Listing:
* Start *
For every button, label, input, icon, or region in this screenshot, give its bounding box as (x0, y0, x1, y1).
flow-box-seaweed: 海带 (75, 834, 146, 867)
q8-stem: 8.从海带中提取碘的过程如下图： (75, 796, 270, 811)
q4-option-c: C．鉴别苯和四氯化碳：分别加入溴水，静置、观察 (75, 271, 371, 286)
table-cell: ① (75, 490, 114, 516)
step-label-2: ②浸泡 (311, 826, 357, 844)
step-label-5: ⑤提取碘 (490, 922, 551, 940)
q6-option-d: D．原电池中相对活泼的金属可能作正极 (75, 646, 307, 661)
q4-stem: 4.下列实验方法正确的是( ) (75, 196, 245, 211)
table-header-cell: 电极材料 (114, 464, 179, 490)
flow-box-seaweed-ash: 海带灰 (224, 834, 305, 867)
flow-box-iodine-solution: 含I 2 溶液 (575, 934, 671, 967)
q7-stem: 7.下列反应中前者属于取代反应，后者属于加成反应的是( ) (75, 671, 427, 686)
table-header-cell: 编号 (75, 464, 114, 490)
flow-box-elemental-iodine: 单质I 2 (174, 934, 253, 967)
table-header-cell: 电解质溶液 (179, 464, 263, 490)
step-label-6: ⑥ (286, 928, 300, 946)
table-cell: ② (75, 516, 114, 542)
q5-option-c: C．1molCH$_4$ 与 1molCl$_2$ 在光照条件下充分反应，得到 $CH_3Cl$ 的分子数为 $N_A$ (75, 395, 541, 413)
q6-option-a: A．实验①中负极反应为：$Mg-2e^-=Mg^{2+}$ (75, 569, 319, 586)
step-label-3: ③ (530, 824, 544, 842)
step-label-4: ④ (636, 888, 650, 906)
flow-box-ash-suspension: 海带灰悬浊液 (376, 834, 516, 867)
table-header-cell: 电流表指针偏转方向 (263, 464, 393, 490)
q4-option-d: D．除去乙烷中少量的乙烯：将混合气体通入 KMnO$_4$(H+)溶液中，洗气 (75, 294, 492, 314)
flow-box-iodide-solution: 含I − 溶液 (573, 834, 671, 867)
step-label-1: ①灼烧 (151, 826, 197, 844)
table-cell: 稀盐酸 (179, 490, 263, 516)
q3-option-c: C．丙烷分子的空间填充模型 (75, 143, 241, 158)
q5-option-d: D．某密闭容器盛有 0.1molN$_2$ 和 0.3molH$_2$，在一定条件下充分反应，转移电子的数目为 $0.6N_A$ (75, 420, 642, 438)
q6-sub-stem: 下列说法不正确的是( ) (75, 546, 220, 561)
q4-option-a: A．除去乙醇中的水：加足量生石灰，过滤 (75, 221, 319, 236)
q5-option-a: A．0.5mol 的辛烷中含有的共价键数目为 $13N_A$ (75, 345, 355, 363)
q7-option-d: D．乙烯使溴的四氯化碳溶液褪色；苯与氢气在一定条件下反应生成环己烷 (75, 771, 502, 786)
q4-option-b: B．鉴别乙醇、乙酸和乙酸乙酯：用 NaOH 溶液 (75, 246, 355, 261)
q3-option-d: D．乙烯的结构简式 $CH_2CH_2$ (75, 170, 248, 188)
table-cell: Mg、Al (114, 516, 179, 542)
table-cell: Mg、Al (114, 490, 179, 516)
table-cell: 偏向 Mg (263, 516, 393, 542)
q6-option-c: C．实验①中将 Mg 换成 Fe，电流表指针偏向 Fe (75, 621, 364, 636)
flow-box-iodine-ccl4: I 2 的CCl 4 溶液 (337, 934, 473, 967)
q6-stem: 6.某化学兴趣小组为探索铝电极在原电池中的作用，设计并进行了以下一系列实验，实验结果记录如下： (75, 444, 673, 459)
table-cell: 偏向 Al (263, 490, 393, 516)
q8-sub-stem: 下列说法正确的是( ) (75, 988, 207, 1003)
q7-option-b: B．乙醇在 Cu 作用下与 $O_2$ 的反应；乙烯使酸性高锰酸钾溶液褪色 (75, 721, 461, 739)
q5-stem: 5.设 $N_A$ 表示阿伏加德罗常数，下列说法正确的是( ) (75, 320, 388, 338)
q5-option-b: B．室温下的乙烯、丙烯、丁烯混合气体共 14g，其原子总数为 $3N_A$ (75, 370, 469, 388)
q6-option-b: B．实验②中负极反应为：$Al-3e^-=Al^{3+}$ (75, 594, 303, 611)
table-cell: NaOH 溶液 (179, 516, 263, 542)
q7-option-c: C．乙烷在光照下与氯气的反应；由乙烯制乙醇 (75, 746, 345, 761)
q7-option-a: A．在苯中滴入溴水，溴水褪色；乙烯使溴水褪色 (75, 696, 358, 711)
* End *
* Start *
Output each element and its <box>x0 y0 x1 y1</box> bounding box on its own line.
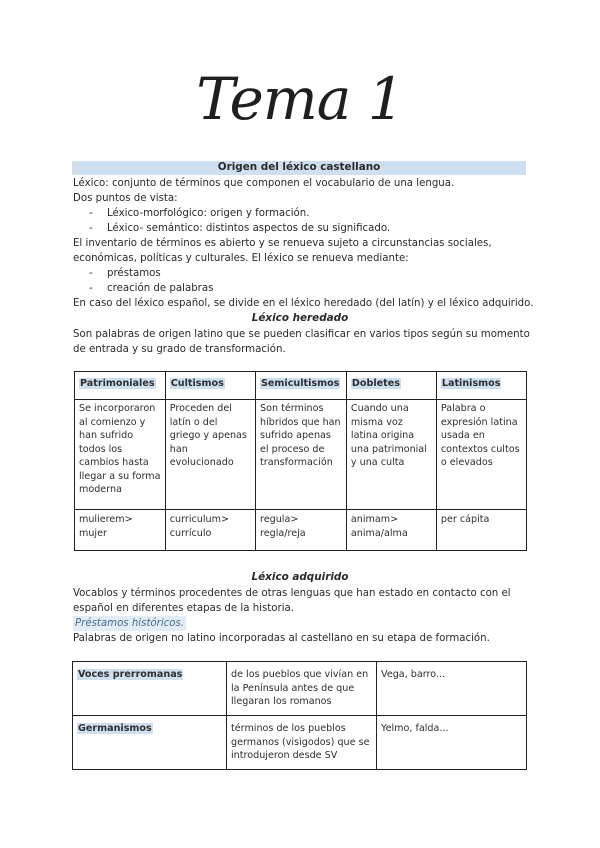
* End *
The request: Could you copy every row, from the one containing "For every button, label, input, icon, or" down to the one containing "q4-option-a: A．除去乙醇中的水：加足量生石灰，过滤 (75, 221, 319, 236)", both included, character for character?

Result of the exercise:
For every button, label, input, icon, or region in this screenshot, give its bounding box as (x0, y0, x1, y1).
flow-box-seaweed: 海带 (75, 834, 146, 867)
q8-stem: 8.从海带中提取碘的过程如下图： (75, 796, 270, 811)
q4-option-c: C．鉴别苯和四氯化碳：分别加入溴水，静置、观察 (75, 271, 371, 286)
table-cell: ① (75, 490, 114, 516)
step-label-2: ②浸泡 (311, 826, 357, 844)
step-label-5: ⑤提取碘 (490, 922, 551, 940)
q6-option-d: D．原电池中相对活泼的金属可能作正极 (75, 646, 307, 661)
q4-stem: 4.下列实验方法正确的是( ) (75, 196, 245, 211)
table-header-cell: 电极材料 (114, 464, 179, 490)
flow-box-seaweed-ash: 海带灰 (224, 834, 305, 867)
flow-box-iodine-solution: 含I 2 溶液 (575, 934, 671, 967)
q7-stem: 7.下列反应中前者属于取代反应，后者属于加成反应的是( ) (75, 671, 427, 686)
table-header-cell: 编号 (75, 464, 114, 490)
flow-box-elemental-iodine: 单质I 2 (174, 934, 253, 967)
table-header-cell: 电解质溶液 (179, 464, 263, 490)
step-label-6: ⑥ (286, 928, 300, 946)
table-cell: ② (75, 516, 114, 542)
q5-option-c: C．1molCH$_4$ 与 1molCl$_2$ 在光照条件下充分反应，得到 $CH_3Cl$ 的分子数为 $N_A$ (75, 395, 541, 413)
q6-option-a: A．实验①中负极反应为：$Mg-2e^-=Mg^{2+}$ (75, 569, 319, 586)
step-label-3: ③ (530, 824, 544, 842)
step-label-4: ④ (636, 888, 650, 906)
flow-box-ash-suspension: 海带灰悬浊液 (376, 834, 516, 867)
table-header-cell: 电流表指针偏转方向 (263, 464, 393, 490)
q4-option-d: D．除去乙烷中少量的乙烯：将混合气体通入 KMnO$_4$(H+)溶液中，洗气 (75, 294, 492, 314)
flow-box-iodide-solution: 含I − 溶液 (573, 834, 671, 867)
step-label-1: ①灼烧 (151, 826, 197, 844)
table-cell: 稀盐酸 (179, 490, 263, 516)
q3-option-c: C．丙烷分子的空间填充模型 (75, 143, 241, 158)
q5-option-d: D．某密闭容器盛有 0.1molN$_2$ 和 0.3molH$_2$，在一定条件下充分反应，转移电子的数目为 $0.6N_A$ (75, 420, 642, 438)
q6-sub-stem: 下列说法不正确的是( ) (75, 546, 220, 561)
q4-option-a: A．除去乙醇中的水：加足量生石灰，过滤 (75, 221, 319, 236)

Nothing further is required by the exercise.